DATASET ROWS:
<<<<

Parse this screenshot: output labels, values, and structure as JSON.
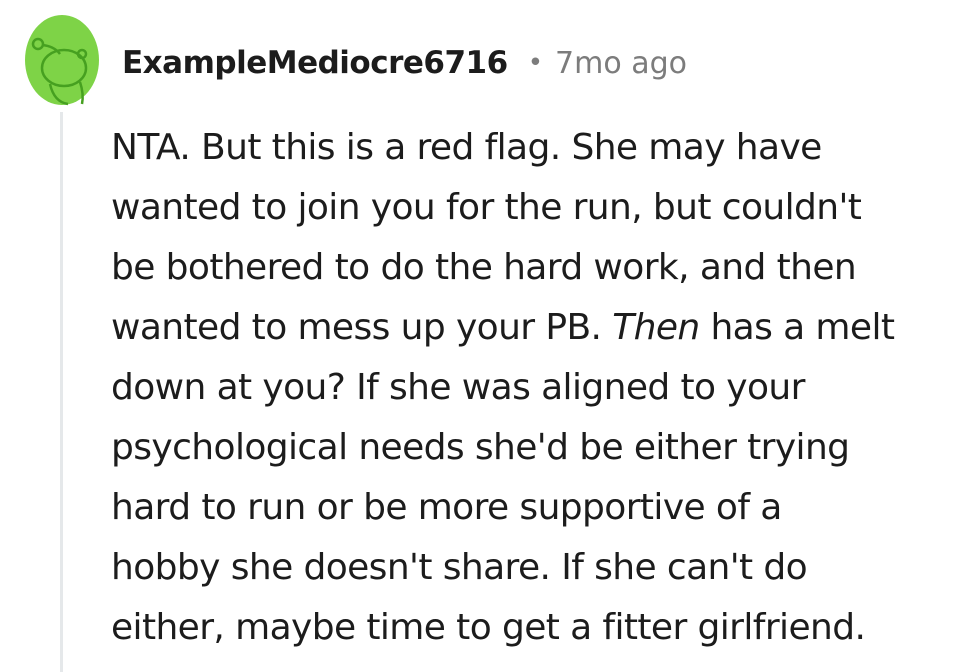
{
  "comment": {
    "author": "ExampleMediocre6716",
    "separator": "•",
    "timestamp": "7mo ago",
    "avatar_icon": "reddit-snoo-avatar-icon",
    "colors": {
      "avatar_bg": "#7ed347",
      "snoo_green": "#46a020",
      "text": "#1c1c1c",
      "meta": "#7c7c7c",
      "thread_line": "#e5e8ea"
    },
    "lines": [
      {
        "text": "NTA. But this is a red flag. She may have"
      },
      {
        "text": "wanted to join you for the run, but couldn't"
      },
      {
        "text": "be bothered to do the hard work, and then"
      },
      {
        "before": "wanted to mess up your PB. ",
        "emphasis": "Then",
        "after": " has a melt"
      },
      {
        "text": "down at you? If she was aligned to your"
      },
      {
        "text": "psychological needs she'd be either trying"
      },
      {
        "text": "hard to run or be more supportive of a"
      },
      {
        "text": "hobby she doesn't share. If she can't do"
      },
      {
        "text": "either, maybe time to get a fitter girlfriend."
      }
    ]
  }
}
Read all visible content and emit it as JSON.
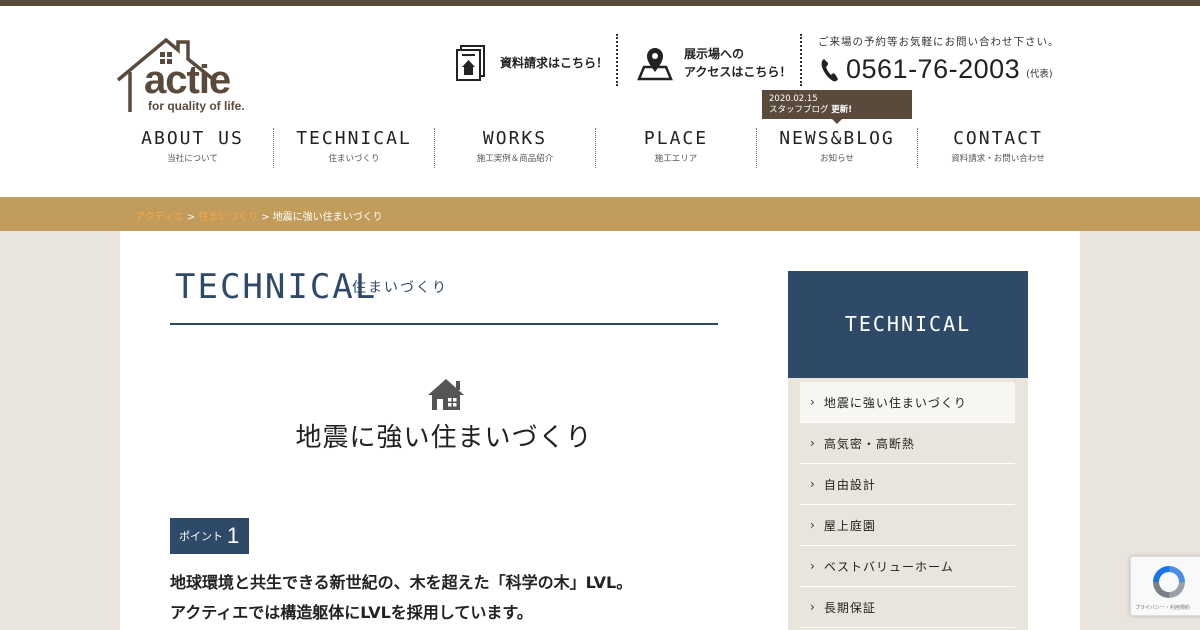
{
  "brand": {
    "name": "actie",
    "tagline": "for quality of life."
  },
  "header": {
    "docs_label": "資料請求はこちら！",
    "showroom_label_line1": "展示場への",
    "showroom_label_line2": "アクセスはこちら！",
    "contact_note": "ご来場の予約等お気軽にお問い合わせ下さい。",
    "phone": "0561-76-2003",
    "phone_note": "(代表)"
  },
  "news_badge": {
    "date": "2020.02.15",
    "text": "スタッフブログ",
    "new_label": "更新!"
  },
  "nav": [
    {
      "en": "ABOUT US",
      "ja": "当社について"
    },
    {
      "en": "TECHNICAL",
      "ja": "住まいづくり"
    },
    {
      "en": "WORKS",
      "ja": "施工実例＆商品紹介"
    },
    {
      "en": "PLACE",
      "ja": "施工エリア"
    },
    {
      "en": "NEWS&BLOG",
      "ja": "お知らせ"
    },
    {
      "en": "CONTACT",
      "ja": "資料請求・お問い合わせ"
    }
  ],
  "breadcrumb": {
    "items": [
      "アクティエ",
      "住まいづくり"
    ],
    "separator": ">",
    "current": "地震に強い住まいづくり"
  },
  "main": {
    "heading_en": "TECHNICAL",
    "heading_ja": "住まいづくり",
    "page_title": "地震に強い住まいづくり",
    "point_label": "ポイント",
    "point_number": "1",
    "point_line1": "地球環境と共生できる新世紀の、木を超えた「科学の木」LVL。",
    "point_line2": "アクティエでは構造躯体にLVLを採用しています。"
  },
  "sidebar": {
    "title": "TECHNICAL",
    "items": [
      "地震に強い住まいづくり",
      "高気密・高断熱",
      "自由設計",
      "屋上庭園",
      "ベストバリューホーム",
      "長期保証"
    ]
  },
  "recaptcha": {
    "label": "プライバシー・利用規約"
  },
  "colors": {
    "brown": "#5a4a3c",
    "navy": "#2f4a68",
    "gold": "#c29c5a",
    "beige": "#e9e5dc",
    "orange_link": "#f7a54a"
  }
}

>>>>

TASK TO COMPLETE:
Extract lines where the string "text" occurs.

COMPLETE RESPONSE:
      "text": "#1c1c1c",
        "text": "NTA. But this is a red flag. She may have"
        "text": "wanted to join you for the run, but couldn't"
        "text": "be bothered to do the hard work, and then"
        "text": "down at you? If she was aligned to your"
        "text": "psychological needs she'd be either trying"
        "text": "hard to run or be more supportive of a"
        "text": "hobby she doesn't share. If she can't do"
        "text": "either, maybe time to get a fitter girlfriend."
    "text": "スタッフブログ",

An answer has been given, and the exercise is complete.